>> start Given data

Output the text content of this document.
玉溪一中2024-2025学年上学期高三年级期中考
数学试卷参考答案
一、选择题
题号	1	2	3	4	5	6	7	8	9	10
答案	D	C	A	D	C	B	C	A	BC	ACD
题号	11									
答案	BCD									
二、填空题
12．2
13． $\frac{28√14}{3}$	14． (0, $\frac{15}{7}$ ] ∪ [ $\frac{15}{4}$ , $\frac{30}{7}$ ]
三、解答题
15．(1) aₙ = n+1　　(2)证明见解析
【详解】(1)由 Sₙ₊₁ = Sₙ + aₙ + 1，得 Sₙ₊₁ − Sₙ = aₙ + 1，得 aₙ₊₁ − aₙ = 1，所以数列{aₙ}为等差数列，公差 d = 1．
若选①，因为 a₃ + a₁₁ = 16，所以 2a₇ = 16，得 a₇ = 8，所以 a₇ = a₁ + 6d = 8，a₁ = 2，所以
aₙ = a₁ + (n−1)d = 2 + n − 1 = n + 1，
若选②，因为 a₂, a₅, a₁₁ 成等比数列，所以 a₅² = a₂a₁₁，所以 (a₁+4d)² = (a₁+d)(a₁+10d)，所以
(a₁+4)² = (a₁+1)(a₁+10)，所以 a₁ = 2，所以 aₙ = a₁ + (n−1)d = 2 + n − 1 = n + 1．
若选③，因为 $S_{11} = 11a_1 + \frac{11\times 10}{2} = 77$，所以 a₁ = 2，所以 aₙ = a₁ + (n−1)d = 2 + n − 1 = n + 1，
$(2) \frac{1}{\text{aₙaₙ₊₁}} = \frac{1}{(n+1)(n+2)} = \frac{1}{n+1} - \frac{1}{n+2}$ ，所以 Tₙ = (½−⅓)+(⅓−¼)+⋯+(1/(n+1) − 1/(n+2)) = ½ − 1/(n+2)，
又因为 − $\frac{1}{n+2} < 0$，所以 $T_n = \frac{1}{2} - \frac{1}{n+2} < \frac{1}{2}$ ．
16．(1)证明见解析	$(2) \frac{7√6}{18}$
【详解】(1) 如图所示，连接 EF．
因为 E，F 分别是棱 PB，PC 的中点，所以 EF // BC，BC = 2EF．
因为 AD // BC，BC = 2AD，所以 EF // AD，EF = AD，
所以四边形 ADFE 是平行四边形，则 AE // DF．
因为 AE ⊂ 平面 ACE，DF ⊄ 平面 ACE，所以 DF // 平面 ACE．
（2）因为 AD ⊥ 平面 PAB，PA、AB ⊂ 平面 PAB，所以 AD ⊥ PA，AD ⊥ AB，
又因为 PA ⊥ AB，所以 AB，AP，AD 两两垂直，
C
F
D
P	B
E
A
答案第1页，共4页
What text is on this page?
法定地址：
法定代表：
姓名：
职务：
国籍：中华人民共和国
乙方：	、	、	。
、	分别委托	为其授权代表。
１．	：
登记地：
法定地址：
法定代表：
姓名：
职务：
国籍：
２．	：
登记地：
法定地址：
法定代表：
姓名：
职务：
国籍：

>> end Given data

- [What you need to do]
Which lines hold the word "frac"? Copy all of them.

- [Task result]
13． $\frac{28√14}{3}$	14． (0, $\frac{15}{7}$ ] ∪ [ $\frac{15}{4}$ , $\frac{30}{7}$ ]
若选③，因为 $S_{11} = 11a_1 + \frac{11\times 10}{2} = 77$，所以 a₁ = 2，所以 aₙ = a₁ + (n−1)d = 2 + n − 1 = n + 1，
$(2) \frac{1}{\text{aₙaₙ₊₁}} = \frac{1}{(n+1)(n+2)} = \frac{1}{n+1} - \frac{1}{n+2}$ ，所以 Tₙ = (½−⅓)+(⅓−¼)+⋯+(1/(n+1) − 1/(n+2)) = ½ − 1/(n+2)，
又因为 − $\frac{1}{n+2} < 0$，所以 $T_n = \frac{1}{2} - \frac{1}{n+2} < \frac{1}{2}$ ．
16．(1)证明见解析	$(2) \frac{7√6}{18}$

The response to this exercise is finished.